▶ _TASK OBJECTIVE_
Locate the word "home" in the material, then show every line that holds it.

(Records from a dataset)
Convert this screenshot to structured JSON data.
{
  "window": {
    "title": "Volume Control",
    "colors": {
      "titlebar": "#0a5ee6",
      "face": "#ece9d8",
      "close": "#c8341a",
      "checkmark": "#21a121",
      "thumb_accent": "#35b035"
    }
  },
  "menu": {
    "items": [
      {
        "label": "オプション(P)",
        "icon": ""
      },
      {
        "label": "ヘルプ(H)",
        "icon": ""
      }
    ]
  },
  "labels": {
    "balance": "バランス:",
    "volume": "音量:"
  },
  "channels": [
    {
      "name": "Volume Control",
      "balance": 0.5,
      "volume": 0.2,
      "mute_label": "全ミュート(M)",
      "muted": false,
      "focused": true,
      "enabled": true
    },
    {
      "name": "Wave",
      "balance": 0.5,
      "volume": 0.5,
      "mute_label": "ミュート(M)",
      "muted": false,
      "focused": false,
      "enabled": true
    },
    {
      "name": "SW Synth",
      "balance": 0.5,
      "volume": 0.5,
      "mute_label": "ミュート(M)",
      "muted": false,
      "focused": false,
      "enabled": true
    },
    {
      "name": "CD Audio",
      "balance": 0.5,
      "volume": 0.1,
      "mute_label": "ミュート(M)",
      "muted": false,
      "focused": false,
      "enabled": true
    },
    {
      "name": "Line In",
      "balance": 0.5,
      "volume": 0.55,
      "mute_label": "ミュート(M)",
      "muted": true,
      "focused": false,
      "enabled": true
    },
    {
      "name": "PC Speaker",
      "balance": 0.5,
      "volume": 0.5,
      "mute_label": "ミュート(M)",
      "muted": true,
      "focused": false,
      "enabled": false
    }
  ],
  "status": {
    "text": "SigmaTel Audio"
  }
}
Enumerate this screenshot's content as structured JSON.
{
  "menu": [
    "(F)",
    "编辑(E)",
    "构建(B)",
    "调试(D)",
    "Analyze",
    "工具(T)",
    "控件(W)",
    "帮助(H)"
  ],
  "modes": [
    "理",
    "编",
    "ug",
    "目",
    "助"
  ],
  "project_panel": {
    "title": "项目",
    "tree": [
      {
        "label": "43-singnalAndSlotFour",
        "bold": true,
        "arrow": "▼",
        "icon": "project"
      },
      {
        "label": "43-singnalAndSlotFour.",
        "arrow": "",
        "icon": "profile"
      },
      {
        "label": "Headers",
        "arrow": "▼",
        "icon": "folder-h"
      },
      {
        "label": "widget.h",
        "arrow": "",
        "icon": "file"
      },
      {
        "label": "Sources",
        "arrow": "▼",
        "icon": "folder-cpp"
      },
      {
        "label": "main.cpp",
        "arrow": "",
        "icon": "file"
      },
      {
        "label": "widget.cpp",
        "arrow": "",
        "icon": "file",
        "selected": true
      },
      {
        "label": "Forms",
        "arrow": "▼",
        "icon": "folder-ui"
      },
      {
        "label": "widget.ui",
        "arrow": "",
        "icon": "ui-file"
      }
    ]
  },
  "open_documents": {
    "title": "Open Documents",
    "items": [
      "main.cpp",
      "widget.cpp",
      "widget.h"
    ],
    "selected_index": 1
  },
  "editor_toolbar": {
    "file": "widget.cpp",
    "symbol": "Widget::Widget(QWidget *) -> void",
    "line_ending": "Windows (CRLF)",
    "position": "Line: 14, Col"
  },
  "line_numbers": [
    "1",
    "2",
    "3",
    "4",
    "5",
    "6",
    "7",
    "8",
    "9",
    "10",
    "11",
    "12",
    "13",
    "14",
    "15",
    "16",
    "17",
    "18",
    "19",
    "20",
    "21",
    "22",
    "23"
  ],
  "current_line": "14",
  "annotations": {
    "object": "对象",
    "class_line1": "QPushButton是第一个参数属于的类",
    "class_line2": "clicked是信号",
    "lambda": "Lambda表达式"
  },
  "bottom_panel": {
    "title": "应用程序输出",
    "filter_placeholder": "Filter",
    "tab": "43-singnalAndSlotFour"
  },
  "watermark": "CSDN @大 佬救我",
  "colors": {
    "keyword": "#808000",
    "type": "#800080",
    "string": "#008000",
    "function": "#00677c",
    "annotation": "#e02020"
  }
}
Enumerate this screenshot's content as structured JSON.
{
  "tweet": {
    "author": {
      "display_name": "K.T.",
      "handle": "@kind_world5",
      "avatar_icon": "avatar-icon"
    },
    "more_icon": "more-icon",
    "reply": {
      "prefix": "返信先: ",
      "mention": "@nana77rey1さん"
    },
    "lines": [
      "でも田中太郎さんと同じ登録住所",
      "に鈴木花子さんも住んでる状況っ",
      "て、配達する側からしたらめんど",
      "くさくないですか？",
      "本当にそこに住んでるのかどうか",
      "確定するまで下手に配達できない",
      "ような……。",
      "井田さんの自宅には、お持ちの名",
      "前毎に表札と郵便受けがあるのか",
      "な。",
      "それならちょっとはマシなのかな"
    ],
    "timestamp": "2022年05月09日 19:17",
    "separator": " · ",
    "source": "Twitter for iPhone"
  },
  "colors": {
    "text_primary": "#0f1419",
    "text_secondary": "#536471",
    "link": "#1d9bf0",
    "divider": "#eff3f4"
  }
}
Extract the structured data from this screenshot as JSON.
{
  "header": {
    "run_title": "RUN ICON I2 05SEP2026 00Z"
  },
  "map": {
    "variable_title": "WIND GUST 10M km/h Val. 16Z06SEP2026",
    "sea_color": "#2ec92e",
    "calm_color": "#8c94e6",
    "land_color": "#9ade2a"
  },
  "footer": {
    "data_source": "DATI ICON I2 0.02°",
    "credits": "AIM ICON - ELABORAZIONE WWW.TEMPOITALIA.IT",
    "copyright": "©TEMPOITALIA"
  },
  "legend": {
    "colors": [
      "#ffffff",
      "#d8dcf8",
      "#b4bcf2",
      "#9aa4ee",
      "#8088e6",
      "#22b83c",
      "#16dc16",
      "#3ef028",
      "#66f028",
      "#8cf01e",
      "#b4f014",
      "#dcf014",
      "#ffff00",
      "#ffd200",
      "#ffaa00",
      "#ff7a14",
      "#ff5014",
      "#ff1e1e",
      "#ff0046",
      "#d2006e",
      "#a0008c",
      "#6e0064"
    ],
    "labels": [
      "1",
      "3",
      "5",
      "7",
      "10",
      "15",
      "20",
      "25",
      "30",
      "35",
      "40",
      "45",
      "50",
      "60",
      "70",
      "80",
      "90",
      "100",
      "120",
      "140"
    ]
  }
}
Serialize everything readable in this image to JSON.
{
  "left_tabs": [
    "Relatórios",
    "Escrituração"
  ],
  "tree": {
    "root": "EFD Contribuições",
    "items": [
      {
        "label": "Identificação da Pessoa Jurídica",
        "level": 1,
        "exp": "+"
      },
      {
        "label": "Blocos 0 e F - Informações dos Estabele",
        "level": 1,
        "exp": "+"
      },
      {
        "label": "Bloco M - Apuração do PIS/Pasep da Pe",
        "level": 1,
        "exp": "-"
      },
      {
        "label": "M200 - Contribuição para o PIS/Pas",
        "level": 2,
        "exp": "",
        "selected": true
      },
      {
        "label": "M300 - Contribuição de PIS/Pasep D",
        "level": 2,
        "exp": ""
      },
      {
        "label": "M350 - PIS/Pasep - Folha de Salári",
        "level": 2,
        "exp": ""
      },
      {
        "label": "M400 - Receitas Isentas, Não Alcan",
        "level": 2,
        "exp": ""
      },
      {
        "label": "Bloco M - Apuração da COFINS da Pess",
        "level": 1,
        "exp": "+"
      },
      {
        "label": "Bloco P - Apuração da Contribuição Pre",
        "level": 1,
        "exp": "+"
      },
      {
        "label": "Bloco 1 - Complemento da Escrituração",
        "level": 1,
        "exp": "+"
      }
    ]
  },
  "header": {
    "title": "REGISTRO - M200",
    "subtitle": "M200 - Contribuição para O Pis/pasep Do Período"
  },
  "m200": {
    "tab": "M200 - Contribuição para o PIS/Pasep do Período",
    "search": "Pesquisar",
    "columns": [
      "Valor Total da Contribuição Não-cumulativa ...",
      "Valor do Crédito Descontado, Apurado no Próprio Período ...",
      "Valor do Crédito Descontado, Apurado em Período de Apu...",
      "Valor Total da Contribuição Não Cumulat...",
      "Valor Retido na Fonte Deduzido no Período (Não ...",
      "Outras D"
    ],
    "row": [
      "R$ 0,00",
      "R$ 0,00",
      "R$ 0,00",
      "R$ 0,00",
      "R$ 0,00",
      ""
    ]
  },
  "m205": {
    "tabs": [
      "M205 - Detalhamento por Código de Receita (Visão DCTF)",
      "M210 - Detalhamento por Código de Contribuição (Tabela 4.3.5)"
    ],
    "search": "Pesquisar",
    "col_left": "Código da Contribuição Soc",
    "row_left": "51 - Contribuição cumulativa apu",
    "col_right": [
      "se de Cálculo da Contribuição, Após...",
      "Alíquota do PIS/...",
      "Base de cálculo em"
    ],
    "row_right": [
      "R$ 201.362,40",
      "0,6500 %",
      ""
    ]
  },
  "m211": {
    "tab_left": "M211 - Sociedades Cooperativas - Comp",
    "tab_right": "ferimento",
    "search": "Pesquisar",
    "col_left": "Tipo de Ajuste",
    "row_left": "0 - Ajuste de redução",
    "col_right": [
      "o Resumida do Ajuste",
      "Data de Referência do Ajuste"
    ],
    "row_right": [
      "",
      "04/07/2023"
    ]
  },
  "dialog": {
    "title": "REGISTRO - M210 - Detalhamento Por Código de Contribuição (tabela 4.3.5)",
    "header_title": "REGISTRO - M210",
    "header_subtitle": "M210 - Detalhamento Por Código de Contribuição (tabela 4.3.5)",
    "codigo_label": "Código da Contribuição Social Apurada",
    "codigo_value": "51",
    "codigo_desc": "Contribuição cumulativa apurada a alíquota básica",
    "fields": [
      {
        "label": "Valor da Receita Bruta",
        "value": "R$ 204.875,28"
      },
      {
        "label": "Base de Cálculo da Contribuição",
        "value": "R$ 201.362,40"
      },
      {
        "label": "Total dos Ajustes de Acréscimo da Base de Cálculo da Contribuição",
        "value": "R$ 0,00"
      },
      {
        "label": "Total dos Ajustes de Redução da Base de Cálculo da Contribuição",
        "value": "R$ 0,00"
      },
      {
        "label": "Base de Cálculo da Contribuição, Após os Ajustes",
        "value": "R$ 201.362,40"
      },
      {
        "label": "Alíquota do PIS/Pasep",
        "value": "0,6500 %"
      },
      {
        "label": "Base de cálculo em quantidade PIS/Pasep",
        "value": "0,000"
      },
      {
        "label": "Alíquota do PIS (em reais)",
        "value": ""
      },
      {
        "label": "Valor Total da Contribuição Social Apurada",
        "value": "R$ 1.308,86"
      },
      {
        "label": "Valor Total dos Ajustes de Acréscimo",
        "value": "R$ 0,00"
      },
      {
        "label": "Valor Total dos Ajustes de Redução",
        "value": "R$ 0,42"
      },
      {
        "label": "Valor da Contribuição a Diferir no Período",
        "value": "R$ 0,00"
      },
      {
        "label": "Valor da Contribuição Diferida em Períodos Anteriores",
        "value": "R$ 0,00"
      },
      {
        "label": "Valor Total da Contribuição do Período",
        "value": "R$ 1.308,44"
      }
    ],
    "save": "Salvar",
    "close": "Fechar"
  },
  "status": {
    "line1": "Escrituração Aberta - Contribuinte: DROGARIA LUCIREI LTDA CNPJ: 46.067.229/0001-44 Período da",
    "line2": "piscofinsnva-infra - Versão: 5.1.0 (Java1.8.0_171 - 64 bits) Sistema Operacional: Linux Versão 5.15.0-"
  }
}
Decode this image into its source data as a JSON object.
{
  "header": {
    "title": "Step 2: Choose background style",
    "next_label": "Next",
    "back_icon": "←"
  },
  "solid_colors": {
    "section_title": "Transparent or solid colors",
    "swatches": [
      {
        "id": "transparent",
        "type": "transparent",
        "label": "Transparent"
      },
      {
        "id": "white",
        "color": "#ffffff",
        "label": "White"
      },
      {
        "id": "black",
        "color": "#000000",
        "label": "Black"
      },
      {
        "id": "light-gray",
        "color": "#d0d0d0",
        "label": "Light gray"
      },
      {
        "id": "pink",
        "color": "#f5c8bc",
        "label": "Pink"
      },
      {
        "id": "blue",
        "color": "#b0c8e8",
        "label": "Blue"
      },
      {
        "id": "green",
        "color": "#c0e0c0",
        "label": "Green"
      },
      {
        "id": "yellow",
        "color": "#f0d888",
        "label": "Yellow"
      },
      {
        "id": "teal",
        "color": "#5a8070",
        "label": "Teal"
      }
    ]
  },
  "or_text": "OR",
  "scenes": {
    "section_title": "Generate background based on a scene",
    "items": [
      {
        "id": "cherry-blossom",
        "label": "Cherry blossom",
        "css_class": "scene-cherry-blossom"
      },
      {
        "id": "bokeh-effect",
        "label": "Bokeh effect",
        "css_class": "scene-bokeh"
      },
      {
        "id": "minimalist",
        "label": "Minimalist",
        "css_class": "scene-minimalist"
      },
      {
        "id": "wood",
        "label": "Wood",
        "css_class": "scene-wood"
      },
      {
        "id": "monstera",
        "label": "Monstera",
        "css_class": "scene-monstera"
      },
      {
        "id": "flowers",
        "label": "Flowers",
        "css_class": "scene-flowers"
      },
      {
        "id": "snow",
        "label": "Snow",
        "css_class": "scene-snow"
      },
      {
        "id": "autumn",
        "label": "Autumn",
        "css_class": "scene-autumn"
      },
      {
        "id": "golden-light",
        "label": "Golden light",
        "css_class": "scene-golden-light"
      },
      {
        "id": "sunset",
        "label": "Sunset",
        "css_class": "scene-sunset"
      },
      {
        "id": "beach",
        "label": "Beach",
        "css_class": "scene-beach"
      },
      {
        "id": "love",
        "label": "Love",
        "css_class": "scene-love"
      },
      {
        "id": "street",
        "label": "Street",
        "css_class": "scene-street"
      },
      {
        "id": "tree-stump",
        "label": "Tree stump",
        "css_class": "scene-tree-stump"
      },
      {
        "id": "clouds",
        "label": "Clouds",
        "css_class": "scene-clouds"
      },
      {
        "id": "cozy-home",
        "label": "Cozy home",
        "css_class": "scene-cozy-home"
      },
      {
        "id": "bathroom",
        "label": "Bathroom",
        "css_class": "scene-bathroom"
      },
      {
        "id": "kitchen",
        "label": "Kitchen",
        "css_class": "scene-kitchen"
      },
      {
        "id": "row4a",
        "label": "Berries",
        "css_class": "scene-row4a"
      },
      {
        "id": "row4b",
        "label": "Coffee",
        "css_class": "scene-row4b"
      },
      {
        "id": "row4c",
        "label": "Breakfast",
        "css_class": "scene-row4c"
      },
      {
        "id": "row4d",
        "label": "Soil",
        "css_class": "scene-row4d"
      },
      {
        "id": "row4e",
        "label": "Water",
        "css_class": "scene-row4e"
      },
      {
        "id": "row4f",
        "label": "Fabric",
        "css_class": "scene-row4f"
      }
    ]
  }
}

▶ _ANSWER TO THE TASK_
        "id": "cozy-home",
        "label": "Cozy home",
        "css_class": "scene-cozy-home"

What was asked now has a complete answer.